### Request
Extract every record, keeping each one exactly as it is.
### Record extracts ###
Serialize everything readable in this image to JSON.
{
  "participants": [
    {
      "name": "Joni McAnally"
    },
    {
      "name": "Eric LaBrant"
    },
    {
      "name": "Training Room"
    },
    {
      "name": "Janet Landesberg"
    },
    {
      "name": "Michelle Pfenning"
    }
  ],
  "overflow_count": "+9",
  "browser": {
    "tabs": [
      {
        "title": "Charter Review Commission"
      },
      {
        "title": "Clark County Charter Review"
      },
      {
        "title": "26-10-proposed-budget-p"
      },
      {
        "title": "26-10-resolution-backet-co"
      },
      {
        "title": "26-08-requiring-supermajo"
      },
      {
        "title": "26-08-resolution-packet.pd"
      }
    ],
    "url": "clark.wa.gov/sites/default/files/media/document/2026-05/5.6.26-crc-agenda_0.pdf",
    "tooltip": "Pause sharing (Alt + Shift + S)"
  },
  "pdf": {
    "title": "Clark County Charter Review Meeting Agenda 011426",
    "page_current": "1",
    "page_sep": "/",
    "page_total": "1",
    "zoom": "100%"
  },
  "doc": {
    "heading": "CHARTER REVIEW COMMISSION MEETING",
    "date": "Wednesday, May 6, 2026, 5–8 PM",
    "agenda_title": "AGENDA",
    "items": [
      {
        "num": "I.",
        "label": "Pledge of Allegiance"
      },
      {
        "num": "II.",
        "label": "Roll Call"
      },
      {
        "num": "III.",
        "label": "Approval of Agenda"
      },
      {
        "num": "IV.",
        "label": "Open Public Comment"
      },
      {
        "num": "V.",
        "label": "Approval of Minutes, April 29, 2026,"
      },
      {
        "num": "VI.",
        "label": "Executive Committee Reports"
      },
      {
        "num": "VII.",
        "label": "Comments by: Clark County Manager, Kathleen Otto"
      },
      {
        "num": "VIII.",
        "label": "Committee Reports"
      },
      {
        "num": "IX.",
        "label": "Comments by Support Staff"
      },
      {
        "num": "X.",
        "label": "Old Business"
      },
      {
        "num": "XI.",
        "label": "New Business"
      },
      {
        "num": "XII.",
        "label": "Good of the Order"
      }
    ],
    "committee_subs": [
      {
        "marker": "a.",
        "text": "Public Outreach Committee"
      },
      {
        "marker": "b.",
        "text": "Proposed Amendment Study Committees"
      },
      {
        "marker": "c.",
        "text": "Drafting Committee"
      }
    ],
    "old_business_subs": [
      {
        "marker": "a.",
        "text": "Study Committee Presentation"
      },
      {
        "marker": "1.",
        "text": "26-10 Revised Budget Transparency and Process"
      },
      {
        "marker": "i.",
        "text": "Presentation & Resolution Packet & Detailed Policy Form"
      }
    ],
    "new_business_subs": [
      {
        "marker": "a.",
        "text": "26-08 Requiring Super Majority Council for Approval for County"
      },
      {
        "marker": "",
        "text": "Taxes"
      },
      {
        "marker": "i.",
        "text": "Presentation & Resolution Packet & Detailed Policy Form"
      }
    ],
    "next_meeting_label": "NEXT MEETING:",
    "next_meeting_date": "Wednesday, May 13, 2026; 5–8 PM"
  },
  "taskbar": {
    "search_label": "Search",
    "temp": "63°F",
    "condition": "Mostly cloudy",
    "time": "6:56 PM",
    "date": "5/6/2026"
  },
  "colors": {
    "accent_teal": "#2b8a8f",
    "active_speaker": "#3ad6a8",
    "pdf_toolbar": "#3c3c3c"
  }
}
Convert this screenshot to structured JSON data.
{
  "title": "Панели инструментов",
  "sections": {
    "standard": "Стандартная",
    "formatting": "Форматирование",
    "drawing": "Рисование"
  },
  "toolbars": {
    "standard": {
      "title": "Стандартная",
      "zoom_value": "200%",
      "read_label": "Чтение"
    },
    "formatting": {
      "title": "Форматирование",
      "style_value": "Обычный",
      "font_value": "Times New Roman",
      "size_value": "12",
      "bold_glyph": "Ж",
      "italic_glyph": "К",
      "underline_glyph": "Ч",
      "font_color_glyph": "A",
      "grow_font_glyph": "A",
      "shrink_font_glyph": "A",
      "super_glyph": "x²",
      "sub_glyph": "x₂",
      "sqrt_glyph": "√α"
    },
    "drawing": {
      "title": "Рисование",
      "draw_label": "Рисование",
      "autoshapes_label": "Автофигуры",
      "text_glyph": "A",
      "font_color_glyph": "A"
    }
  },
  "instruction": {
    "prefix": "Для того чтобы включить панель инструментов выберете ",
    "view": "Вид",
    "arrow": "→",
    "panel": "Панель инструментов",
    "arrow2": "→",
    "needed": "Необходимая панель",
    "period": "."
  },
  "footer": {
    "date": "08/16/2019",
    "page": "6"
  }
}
###
### Solved exercise
Serialize everything readable in this image to JSON.
{
  "participants": [
    {
      "name": "Joni McAnally"
    },
    {
      "name": "Eric LaBrant"
    },
    {
      "name": "Training Room"
    },
    {
      "name": "Janet Landesberg"
    },
    {
      "name": "Michelle Pfenning"
    }
  ],
  "overflow_count": "+9",
  "browser": {
    "tabs": [
      {
        "title": "Charter Review Commission"
      },
      {
        "title": "Clark County Charter Review"
      },
      {
        "title": "26-10-proposed-budget-p"
      },
      {
        "title": "26-10-resolution-backet-co"
      },
      {
        "title": "26-08-requiring-supermajo"
      },
      {
        "title": "26-08-resolution-packet.pd"
      }
    ],
    "url": "clark.wa.gov/sites/default/files/media/document/2026-05/5.6.26-crc-agenda_0.pdf",
    "tooltip": "Pause sharing (Alt + Shift + S)"
  },
  "pdf": {
    "title": "Clark County Charter Review Meeting Agenda 011426",
    "page_current": "1",
    "page_sep": "/",
    "page_total": "1",
    "zoom": "100%"
  },
  "doc": {
    "heading": "CHARTER REVIEW COMMISSION MEETING",
    "date": "Wednesday, May 6, 2026, 5–8 PM",
    "agenda_title": "AGENDA",
    "items": [
      {
        "num": "I.",
        "label": "Pledge of Allegiance"
      },
      {
        "num": "II.",
        "label": "Roll Call"
      },
      {
        "num": "III.",
        "label": "Approval of Agenda"
      },
      {
        "num": "IV.",
        "label": "Open Public Comment"
      },
      {
        "num": "V.",
        "label": "Approval of Minutes, April 29, 2026,"
      },
      {
        "num": "VI.",
        "label": "Executive Committee Reports"
      },
      {
        "num": "VII.",
        "label": "Comments by: Clark County Manager, Kathleen Otto"
      },
      {
        "num": "VIII.",
        "label": "Committee Reports"
      },
      {
        "num": "IX.",
        "label": "Comments by Support Staff"
      },
      {
        "num": "X.",
        "label": "Old Business"
      },
      {
        "num": "XI.",
        "label": "New Business"
      },
      {
        "num": "XII.",
        "label": "Good of the Order"
      }
    ],
    "committee_subs": [
      {
        "marker": "a.",
        "text": "Public Outreach Committee"
      },
      {
        "marker": "b.",
        "text": "Proposed Amendment Study Committees"
      },
      {
        "marker": "c.",
        "text": "Drafting Committee"
      }
    ],
    "old_business_subs": [
      {
        "marker": "a.",
        "text": "Study Committee Presentation"
      },
      {
        "marker": "1.",
        "text": "26-10 Revised Budget Transparency and Process"
      },
      {
        "marker": "i.",
        "text": "Presentation & Resolution Packet & Detailed Policy Form"
      }
    ],
    "new_business_subs": [
      {
        "marker": "a.",
        "text": "26-08 Requiring Super Majority Council for Approval for County"
      },
      {
        "marker": "",
        "text": "Taxes"
      },
      {
        "marker": "i.",
        "text": "Presentation & Resolution Packet & Detailed Policy Form"
      }
    ],
    "next_meeting_label": "NEXT MEETING:",
    "next_meeting_date": "Wednesday, May 13, 2026; 5–8 PM"
  },
  "taskbar": {
    "search_label": "Search",
    "temp": "63°F",
    "condition": "Mostly cloudy",
    "time": "6:56 PM",
    "date": "5/6/2026"
  },
  "colors": {
    "accent_teal": "#2b8a8f",
    "active_speaker": "#3ad6a8",
    "pdf_toolbar": "#3c3c3c"
  }
}
Convert this screenshot to structured JSON data.
{
  "title": "Панели инструментов",
  "sections": {
    "standard": "Стандартная",
    "formatting": "Форматирование",
    "drawing": "Рисование"
  },
  "toolbars": {
    "standard": {
      "title": "Стандартная",
      "zoom_value": "200%",
      "read_label": "Чтение"
    },
    "formatting": {
      "title": "Форматирование",
      "style_value": "Обычный",
      "font_value": "Times New Roman",
      "size_value": "12",
      "bold_glyph": "Ж",
      "italic_glyph": "К",
      "underline_glyph": "Ч",
      "font_color_glyph": "A",
      "grow_font_glyph": "A",
      "shrink_font_glyph": "A",
      "super_glyph": "x²",
      "sub_glyph": "x₂",
      "sqrt_glyph": "√α"
    },
    "drawing": {
      "title": "Рисование",
      "draw_label": "Рисование",
      "autoshapes_label": "Автофигуры",
      "text_glyph": "A",
      "font_color_glyph": "A"
    }
  },
  "instruction": {
    "prefix": "Для того чтобы включить панель инструментов выберете ",
    "view": "Вид",
    "arrow": "→",
    "panel": "Панель инструментов",
    "arrow2": "→",
    "needed": "Необходимая панель",
    "period": "."
  },
  "footer": {
    "date": "08/16/2019",
    "page": "6"
  }
}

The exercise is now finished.